■ **Written instruction**
Examine the entries below, count the lines holding the string "each", and respond with the number only.

(Excerpt from a dataset)
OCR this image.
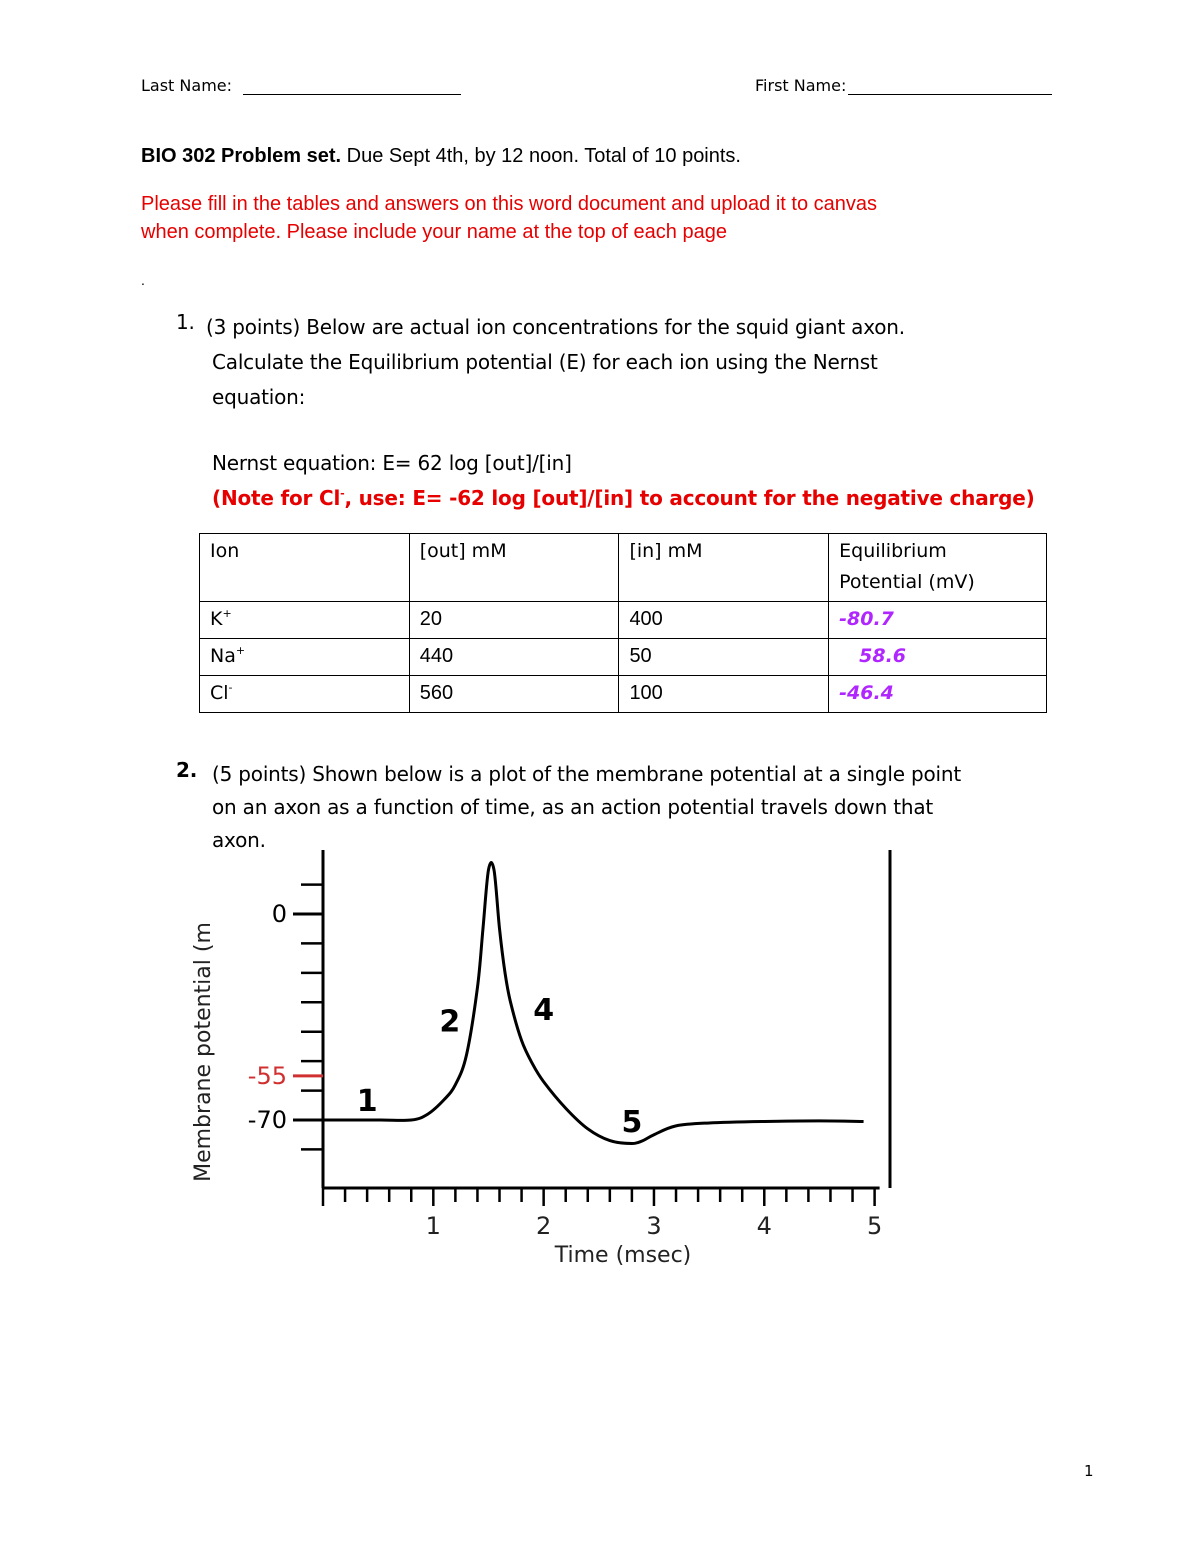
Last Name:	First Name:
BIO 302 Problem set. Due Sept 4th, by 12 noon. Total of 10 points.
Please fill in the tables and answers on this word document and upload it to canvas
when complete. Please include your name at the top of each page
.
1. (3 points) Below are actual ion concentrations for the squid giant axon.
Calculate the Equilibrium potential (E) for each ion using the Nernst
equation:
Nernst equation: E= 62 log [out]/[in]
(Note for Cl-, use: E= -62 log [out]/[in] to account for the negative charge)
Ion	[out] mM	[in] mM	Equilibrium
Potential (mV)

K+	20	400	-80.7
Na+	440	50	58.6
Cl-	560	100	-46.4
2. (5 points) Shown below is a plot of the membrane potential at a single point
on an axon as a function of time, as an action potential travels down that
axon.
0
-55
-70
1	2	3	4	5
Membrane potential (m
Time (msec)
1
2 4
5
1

■ **Response for this exercise**
2